**Extracted data entries**
○ ○ ○ ○ ○ ○ ○

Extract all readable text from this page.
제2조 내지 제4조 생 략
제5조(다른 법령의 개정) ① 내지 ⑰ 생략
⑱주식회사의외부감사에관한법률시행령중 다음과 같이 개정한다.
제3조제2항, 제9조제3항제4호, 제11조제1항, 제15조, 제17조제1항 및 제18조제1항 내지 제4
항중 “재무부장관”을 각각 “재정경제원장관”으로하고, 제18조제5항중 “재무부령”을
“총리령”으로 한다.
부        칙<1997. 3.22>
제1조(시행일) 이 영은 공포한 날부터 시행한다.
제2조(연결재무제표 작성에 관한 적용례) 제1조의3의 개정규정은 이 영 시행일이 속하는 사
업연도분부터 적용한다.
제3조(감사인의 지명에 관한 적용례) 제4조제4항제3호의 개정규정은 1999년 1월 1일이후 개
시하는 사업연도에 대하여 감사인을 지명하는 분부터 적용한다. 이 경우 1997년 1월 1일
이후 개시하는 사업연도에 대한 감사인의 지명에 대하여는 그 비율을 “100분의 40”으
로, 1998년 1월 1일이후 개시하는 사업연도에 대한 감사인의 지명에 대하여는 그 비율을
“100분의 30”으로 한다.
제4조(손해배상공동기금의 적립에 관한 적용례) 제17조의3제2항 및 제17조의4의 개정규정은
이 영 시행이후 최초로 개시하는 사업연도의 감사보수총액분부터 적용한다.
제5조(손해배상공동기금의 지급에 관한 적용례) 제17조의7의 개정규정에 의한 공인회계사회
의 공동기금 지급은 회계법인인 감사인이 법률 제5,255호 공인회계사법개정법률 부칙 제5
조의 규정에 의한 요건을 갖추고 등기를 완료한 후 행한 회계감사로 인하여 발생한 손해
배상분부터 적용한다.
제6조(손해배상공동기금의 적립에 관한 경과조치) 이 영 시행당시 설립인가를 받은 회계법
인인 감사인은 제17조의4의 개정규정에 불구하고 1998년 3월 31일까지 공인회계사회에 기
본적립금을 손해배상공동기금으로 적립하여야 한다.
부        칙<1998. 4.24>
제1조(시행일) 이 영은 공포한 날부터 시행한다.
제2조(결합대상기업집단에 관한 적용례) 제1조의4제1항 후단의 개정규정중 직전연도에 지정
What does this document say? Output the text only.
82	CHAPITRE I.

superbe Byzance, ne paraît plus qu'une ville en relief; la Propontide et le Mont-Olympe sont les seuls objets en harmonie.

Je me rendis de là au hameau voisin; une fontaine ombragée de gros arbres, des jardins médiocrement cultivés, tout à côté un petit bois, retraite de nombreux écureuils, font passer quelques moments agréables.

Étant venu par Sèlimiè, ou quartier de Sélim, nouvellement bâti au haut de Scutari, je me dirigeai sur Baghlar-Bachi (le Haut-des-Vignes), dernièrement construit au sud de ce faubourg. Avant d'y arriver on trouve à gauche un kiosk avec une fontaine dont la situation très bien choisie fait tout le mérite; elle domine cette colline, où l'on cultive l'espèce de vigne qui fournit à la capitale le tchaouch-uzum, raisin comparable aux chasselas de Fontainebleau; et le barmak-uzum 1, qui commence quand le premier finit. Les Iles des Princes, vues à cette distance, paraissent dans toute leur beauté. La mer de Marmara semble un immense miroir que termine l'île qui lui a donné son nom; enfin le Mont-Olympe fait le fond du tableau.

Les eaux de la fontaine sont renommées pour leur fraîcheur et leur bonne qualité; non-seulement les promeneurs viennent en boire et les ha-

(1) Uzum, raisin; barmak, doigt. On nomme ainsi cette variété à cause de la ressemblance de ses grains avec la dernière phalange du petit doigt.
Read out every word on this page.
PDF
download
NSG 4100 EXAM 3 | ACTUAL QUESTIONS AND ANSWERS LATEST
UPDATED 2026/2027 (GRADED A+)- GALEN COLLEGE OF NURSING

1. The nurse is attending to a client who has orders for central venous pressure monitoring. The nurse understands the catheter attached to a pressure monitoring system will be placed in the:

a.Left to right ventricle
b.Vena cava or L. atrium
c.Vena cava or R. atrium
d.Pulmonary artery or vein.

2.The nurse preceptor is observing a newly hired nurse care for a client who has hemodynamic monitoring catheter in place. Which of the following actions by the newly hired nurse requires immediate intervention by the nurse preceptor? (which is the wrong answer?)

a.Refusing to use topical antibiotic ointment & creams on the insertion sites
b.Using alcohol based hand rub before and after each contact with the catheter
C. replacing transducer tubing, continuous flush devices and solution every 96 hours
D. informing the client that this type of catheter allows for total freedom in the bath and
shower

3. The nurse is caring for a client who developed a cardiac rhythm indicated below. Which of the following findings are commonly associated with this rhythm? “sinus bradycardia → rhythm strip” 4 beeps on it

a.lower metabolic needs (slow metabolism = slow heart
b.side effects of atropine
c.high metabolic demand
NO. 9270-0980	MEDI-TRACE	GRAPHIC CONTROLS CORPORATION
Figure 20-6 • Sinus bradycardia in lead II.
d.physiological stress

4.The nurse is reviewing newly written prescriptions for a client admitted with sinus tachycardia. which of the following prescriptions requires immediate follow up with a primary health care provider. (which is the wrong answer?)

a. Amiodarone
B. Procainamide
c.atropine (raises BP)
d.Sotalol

○ ○ ○ ○ ○ ○ ○

**TO BE DONE**
Write out the whole listing again. Match it word for word.

**PROBLEM SOLUTION**
Extract all readable text from this page.
제2조 내지 제4조 생 략
제5조(다른 법령의 개정) ① 내지 ⑰ 생략
⑱주식회사의외부감사에관한법률시행령중 다음과 같이 개정한다.
제3조제2항, 제9조제3항제4호, 제11조제1항, 제15조, 제17조제1항 및 제18조제1항 내지 제4
항중 “재무부장관”을 각각 “재정경제원장관”으로하고, 제18조제5항중 “재무부령”을
“총리령”으로 한다.
부        칙<1997. 3.22>
제1조(시행일) 이 영은 공포한 날부터 시행한다.
제2조(연결재무제표 작성에 관한 적용례) 제1조의3의 개정규정은 이 영 시행일이 속하는 사
업연도분부터 적용한다.
제3조(감사인의 지명에 관한 적용례) 제4조제4항제3호의 개정규정은 1999년 1월 1일이후 개
시하는 사업연도에 대하여 감사인을 지명하는 분부터 적용한다. 이 경우 1997년 1월 1일
이후 개시하는 사업연도에 대한 감사인의 지명에 대하여는 그 비율을 “100분의 40”으
로, 1998년 1월 1일이후 개시하는 사업연도에 대한 감사인의 지명에 대하여는 그 비율을
“100분의 30”으로 한다.
제4조(손해배상공동기금의 적립에 관한 적용례) 제17조의3제2항 및 제17조의4의 개정규정은
이 영 시행이후 최초로 개시하는 사업연도의 감사보수총액분부터 적용한다.
제5조(손해배상공동기금의 지급에 관한 적용례) 제17조의7의 개정규정에 의한 공인회계사회
의 공동기금 지급은 회계법인인 감사인이 법률 제5,255호 공인회계사법개정법률 부칙 제5
조의 규정에 의한 요건을 갖추고 등기를 완료한 후 행한 회계감사로 인하여 발생한 손해
배상분부터 적용한다.
제6조(손해배상공동기금의 적립에 관한 경과조치) 이 영 시행당시 설립인가를 받은 회계법
인인 감사인은 제17조의4의 개정규정에 불구하고 1998년 3월 31일까지 공인회계사회에 기
본적립금을 손해배상공동기금으로 적립하여야 한다.
부        칙<1998. 4.24>
제1조(시행일) 이 영은 공포한 날부터 시행한다.
제2조(결합대상기업집단에 관한 적용례) 제1조의4제1항 후단의 개정규정중 직전연도에 지정
What does this document say? Output the text only.
82	CHAPITRE I.

superbe Byzance, ne paraît plus qu'une ville en relief; la Propontide et le Mont-Olympe sont les seuls objets en harmonie.

Je me rendis de là au hameau voisin; une fontaine ombragée de gros arbres, des jardins médiocrement cultivés, tout à côté un petit bois, retraite de nombreux écureuils, font passer quelques moments agréables.

Étant venu par Sèlimiè, ou quartier de Sélim, nouvellement bâti au haut de Scutari, je me dirigeai sur Baghlar-Bachi (le Haut-des-Vignes), dernièrement construit au sud de ce faubourg. Avant d'y arriver on trouve à gauche un kiosk avec une fontaine dont la situation très bien choisie fait tout le mérite; elle domine cette colline, où l'on cultive l'espèce de vigne qui fournit à la capitale le tchaouch-uzum, raisin comparable aux chasselas de Fontainebleau; et le barmak-uzum 1, qui commence quand le premier finit. Les Iles des Princes, vues à cette distance, paraissent dans toute leur beauté. La mer de Marmara semble un immense miroir que termine l'île qui lui a donné son nom; enfin le Mont-Olympe fait le fond du tableau.

Les eaux de la fontaine sont renommées pour leur fraîcheur et leur bonne qualité; non-seulement les promeneurs viennent en boire et les ha-

(1) Uzum, raisin; barmak, doigt. On nomme ainsi cette variété à cause de la ressemblance de ses grains avec la dernière phalange du petit doigt.
Read out every word on this page.
PDF
download
NSG 4100 EXAM 3 | ACTUAL QUESTIONS AND ANSWERS LATEST
UPDATED 2026/2027 (GRADED A+)- GALEN COLLEGE OF NURSING

1. The nurse is attending to a client who has orders for central venous pressure monitoring. The nurse understands the catheter attached to a pressure monitoring system will be placed in the:

a.Left to right ventricle
b.Vena cava or L. atrium
c.Vena cava or R. atrium
d.Pulmonary artery or vein.

2.The nurse preceptor is observing a newly hired nurse care for a client who has hemodynamic monitoring catheter in place. Which of the following actions by the newly hired nurse requires immediate intervention by the nurse preceptor? (which is the wrong answer?)

a.Refusing to use topical antibiotic ointment & creams on the insertion sites
b.Using alcohol based hand rub before and after each contact with the catheter
C. replacing transducer tubing, continuous flush devices and solution every 96 hours
D. informing the client that this type of catheter allows for total freedom in the bath and
shower

3. The nurse is caring for a client who developed a cardiac rhythm indicated below. Which of the following findings are commonly associated with this rhythm? “sinus bradycardia → rhythm strip” 4 beeps on it

a.lower metabolic needs (slow metabolism = slow heart
b.side effects of atropine
c.high metabolic demand
NO. 9270-0980	MEDI-TRACE	GRAPHIC CONTROLS CORPORATION
Figure 20-6 • Sinus bradycardia in lead II.
d.physiological stress

4.The nurse is reviewing newly written prescriptions for a client admitted with sinus tachycardia. which of the following prescriptions requires immediate follow up with a primary health care provider. (which is the wrong answer?)

a. Amiodarone
B. Procainamide
c.atropine (raises BP)
d.Sotalol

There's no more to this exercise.